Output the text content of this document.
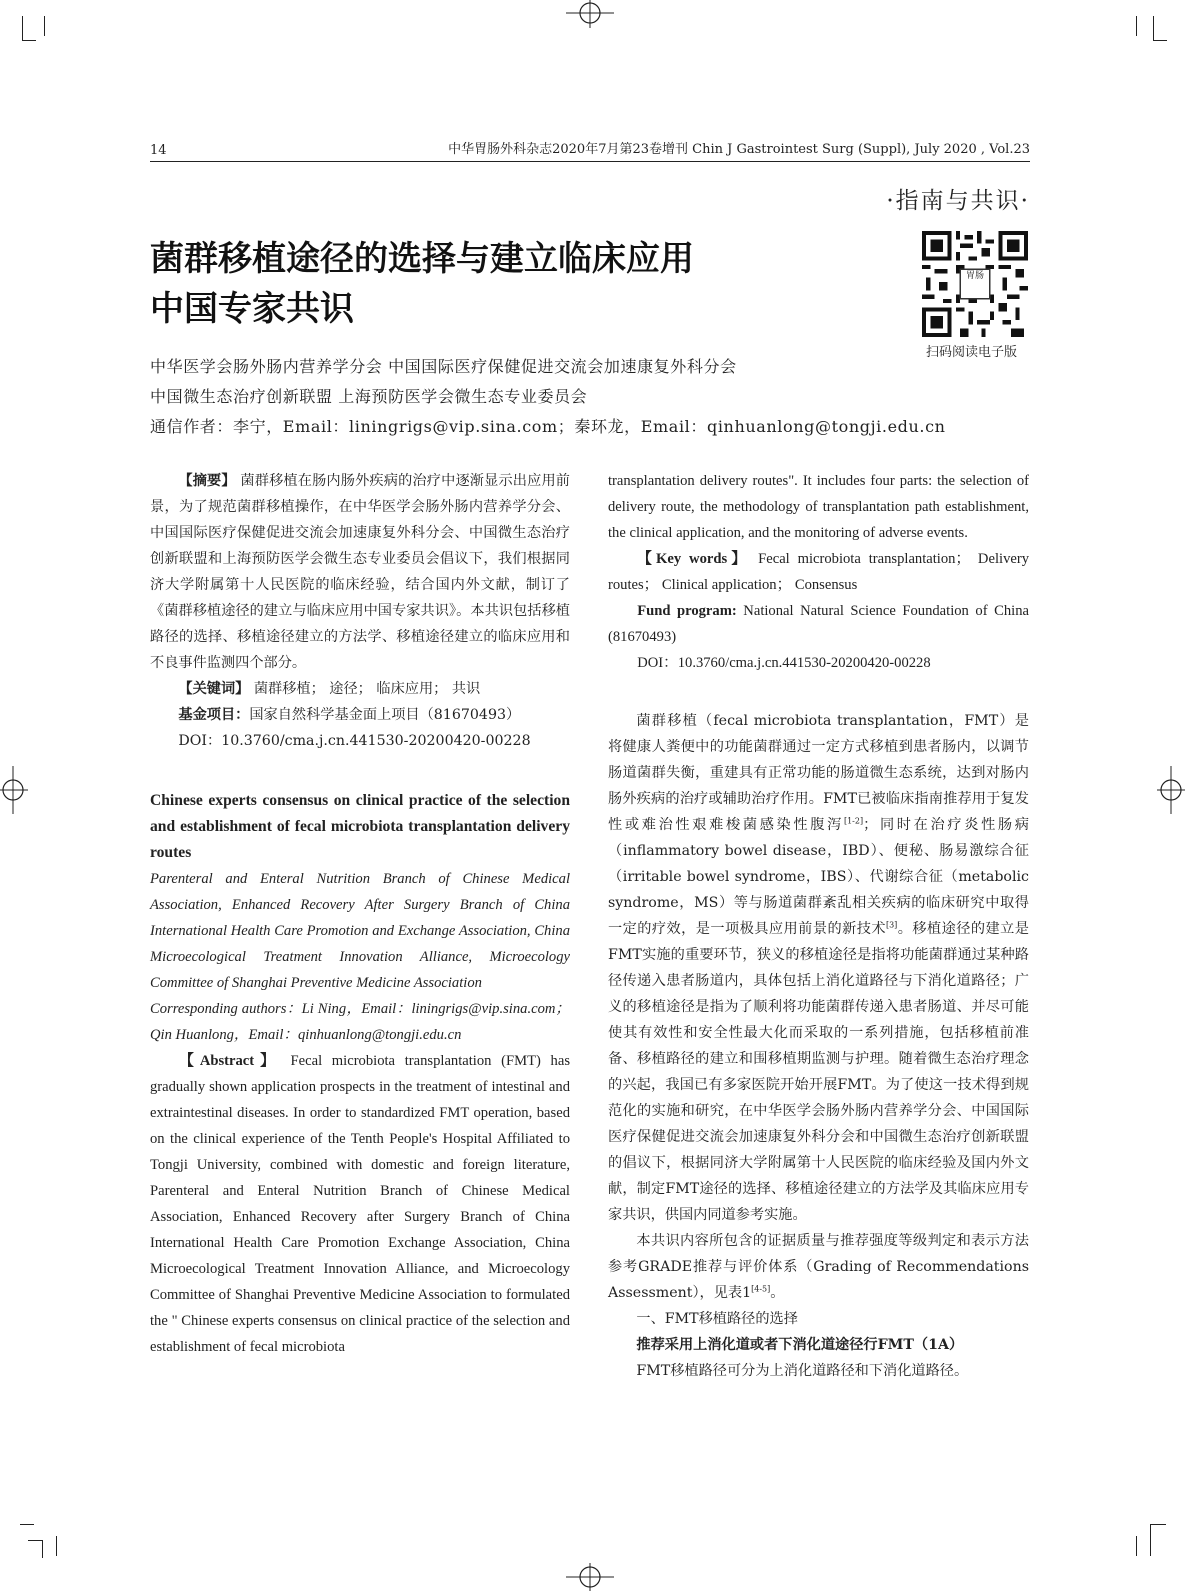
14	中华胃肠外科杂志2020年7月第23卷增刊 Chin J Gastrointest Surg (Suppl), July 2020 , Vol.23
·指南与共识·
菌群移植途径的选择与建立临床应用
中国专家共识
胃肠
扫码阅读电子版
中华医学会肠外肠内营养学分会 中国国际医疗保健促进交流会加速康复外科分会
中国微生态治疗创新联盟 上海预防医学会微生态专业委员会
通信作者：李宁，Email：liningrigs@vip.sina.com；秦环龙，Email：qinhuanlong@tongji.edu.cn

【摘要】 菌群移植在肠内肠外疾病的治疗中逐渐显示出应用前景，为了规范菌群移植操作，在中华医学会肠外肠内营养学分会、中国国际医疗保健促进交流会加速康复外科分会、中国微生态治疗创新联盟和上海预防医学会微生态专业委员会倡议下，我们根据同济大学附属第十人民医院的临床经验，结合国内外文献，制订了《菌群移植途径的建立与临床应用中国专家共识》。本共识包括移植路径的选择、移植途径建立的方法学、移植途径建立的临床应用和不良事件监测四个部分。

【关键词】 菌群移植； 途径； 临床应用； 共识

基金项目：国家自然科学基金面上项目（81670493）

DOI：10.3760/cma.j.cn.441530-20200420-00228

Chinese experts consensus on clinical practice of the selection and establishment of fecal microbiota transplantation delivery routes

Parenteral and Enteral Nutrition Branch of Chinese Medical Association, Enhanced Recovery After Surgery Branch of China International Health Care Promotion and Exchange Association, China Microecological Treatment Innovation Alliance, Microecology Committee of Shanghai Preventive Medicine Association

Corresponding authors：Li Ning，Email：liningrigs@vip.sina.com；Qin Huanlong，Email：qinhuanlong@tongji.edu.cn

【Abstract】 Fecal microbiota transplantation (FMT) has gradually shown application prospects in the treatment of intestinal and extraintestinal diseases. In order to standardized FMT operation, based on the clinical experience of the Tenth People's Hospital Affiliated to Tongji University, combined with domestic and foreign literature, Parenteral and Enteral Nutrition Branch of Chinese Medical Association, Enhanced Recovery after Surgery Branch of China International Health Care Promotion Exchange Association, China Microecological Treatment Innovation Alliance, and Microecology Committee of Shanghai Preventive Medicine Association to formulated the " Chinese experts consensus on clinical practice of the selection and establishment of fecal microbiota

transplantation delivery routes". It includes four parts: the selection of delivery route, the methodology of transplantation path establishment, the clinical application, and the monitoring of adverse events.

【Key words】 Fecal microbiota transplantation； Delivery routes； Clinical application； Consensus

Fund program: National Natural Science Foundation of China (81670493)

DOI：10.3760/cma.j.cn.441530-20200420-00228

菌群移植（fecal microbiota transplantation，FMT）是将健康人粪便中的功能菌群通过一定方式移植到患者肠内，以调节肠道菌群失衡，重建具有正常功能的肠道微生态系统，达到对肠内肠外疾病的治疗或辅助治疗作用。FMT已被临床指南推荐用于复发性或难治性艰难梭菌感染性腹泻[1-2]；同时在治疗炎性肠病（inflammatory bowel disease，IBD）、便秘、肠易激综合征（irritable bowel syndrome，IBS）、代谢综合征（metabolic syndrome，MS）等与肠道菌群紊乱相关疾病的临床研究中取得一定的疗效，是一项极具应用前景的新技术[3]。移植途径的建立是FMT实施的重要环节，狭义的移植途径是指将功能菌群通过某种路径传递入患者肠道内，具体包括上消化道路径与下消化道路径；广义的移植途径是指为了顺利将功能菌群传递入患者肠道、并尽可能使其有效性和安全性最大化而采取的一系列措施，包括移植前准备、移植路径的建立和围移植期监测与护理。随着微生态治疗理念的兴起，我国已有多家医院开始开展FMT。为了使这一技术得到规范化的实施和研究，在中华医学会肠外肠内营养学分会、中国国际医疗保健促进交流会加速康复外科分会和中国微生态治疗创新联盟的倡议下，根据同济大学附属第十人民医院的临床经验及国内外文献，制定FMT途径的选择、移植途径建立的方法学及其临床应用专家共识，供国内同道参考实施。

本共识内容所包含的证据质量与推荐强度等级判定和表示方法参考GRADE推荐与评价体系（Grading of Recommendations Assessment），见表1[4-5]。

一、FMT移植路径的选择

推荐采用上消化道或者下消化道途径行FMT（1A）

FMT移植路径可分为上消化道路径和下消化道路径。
·····
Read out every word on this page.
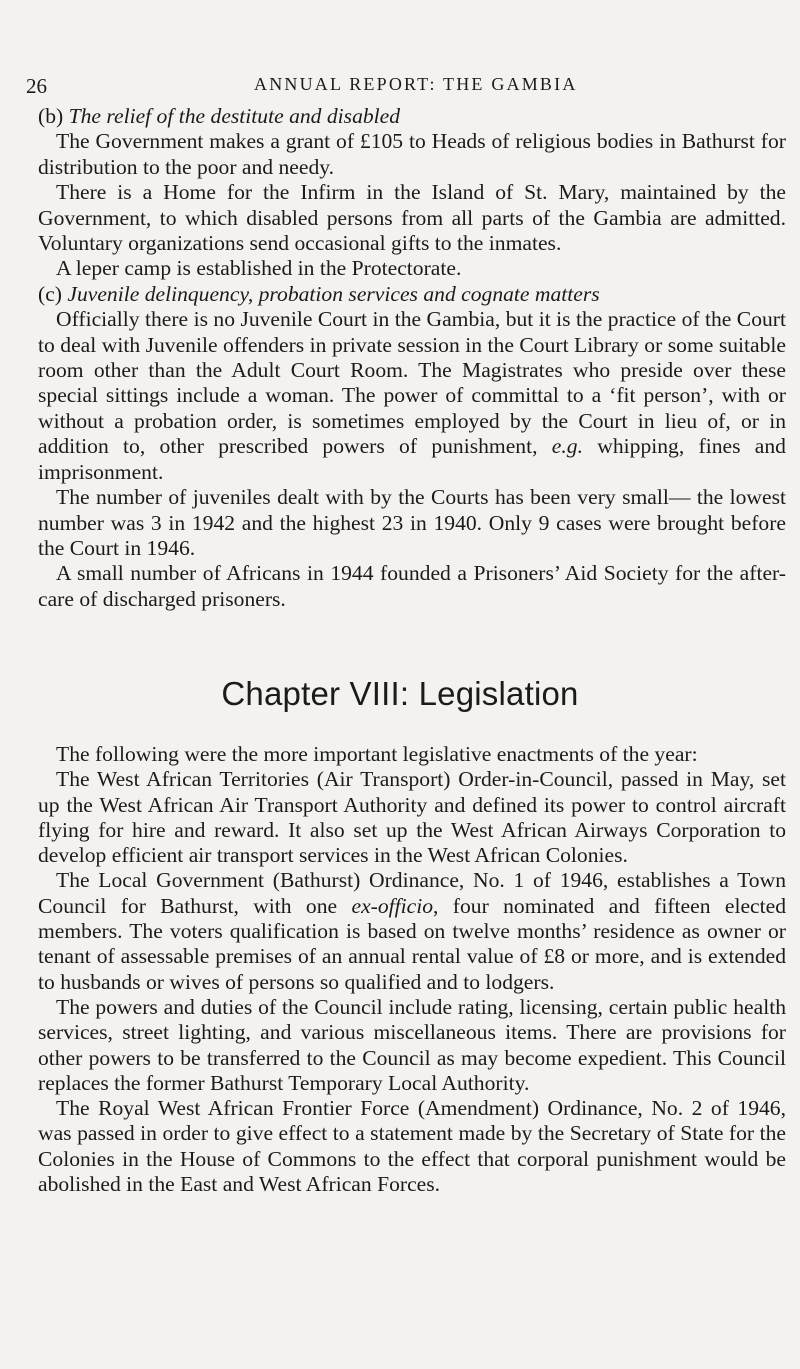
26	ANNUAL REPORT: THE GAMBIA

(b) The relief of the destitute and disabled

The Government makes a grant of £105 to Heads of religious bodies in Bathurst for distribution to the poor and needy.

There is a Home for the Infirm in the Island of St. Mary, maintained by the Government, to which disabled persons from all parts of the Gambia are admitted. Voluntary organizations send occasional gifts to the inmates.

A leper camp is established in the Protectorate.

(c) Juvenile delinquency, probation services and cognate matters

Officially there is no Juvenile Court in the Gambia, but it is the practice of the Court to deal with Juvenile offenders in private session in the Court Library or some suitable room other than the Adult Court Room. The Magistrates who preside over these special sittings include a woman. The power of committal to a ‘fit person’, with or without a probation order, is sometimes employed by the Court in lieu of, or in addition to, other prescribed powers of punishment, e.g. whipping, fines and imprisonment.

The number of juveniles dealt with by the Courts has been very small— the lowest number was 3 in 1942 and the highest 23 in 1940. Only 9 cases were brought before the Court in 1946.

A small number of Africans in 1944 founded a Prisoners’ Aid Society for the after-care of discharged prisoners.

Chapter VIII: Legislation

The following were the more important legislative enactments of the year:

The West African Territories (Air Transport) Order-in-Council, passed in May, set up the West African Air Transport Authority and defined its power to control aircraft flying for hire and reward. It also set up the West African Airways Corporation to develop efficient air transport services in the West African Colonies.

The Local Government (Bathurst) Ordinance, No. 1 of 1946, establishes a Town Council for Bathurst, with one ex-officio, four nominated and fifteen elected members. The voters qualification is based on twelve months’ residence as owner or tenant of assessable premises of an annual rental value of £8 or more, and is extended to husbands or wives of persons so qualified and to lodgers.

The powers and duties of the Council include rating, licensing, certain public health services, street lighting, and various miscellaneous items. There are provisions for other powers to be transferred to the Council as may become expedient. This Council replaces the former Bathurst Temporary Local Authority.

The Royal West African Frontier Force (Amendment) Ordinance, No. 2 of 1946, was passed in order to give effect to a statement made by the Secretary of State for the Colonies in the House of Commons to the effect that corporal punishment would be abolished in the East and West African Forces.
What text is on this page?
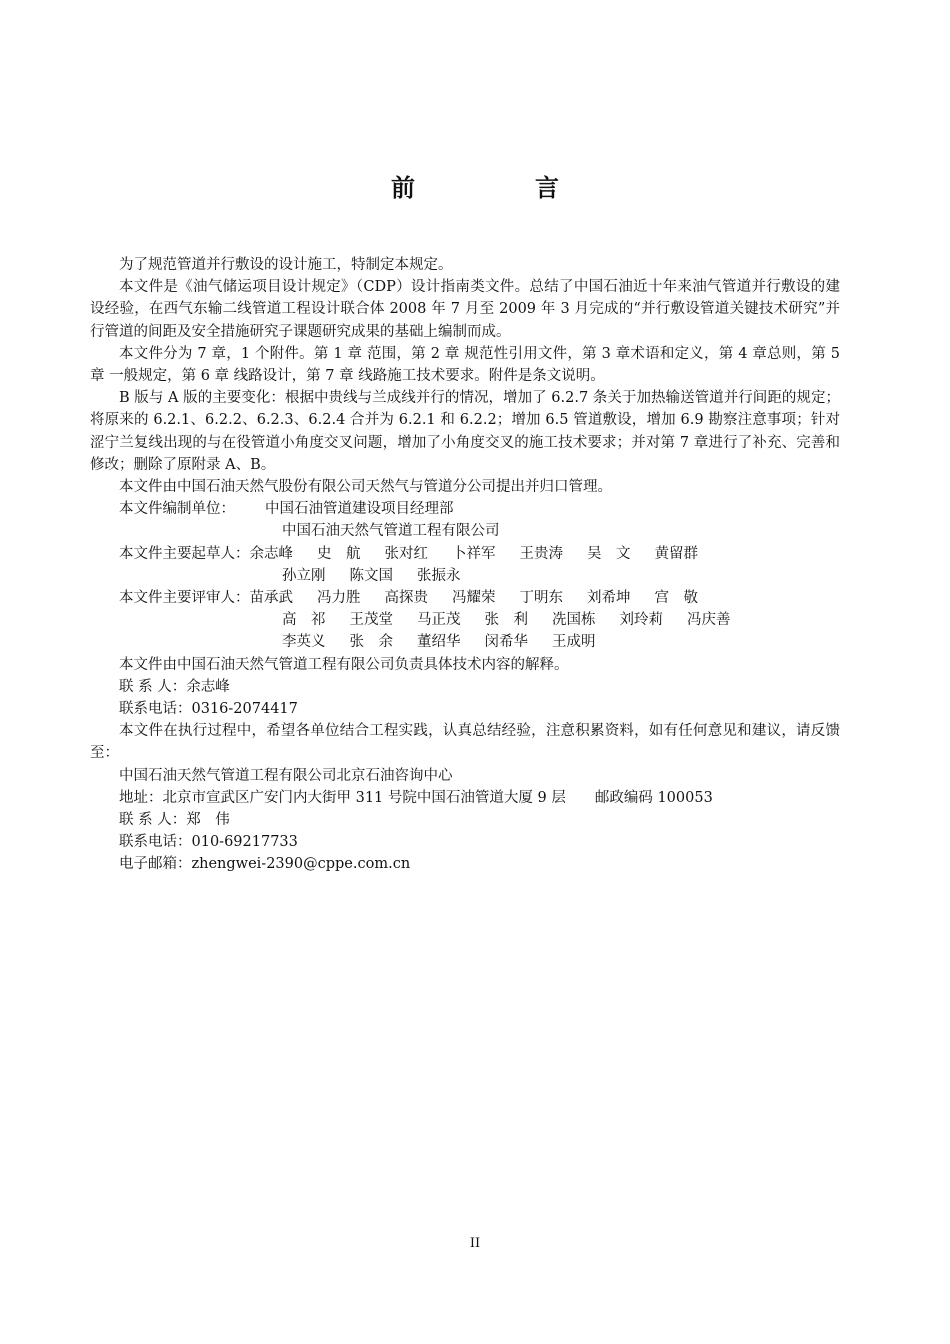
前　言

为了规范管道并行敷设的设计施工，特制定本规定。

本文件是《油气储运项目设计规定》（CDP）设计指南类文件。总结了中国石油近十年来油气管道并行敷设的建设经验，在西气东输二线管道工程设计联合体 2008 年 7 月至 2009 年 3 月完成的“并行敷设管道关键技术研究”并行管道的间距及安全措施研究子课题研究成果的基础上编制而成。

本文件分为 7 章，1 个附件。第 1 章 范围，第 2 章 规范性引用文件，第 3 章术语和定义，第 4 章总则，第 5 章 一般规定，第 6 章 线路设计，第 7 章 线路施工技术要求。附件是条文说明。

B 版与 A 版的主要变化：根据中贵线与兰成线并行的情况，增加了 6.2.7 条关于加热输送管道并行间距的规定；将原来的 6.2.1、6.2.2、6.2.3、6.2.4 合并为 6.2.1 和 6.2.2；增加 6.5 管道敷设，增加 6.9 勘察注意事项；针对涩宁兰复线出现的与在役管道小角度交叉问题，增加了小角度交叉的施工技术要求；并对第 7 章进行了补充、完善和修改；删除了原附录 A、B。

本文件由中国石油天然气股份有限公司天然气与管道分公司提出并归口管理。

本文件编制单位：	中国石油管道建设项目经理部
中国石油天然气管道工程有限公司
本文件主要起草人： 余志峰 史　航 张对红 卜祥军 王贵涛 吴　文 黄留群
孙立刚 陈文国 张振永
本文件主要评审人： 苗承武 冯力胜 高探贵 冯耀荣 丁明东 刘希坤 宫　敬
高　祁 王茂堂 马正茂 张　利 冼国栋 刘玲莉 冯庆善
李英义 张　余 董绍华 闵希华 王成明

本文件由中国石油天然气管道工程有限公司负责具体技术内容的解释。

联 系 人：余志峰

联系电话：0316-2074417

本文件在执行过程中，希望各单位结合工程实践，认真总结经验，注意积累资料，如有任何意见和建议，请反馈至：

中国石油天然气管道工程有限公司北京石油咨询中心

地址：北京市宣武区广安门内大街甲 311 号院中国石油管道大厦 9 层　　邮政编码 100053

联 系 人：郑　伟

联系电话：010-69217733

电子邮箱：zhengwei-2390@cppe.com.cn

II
·····
> **What you should do**
From the records given above, copy all lines containing "small".

> **Exercise solution**
The number of juveniles dealt with by the Courts has been very small— the lowest number was 3 in 1942 and the highest 23 in 1940. Only 9 cases were brought before the Court in 1946.
A small number of Africans in 1944 founded a Prisoners’ Aid Society for the after-care of discharged prisoners.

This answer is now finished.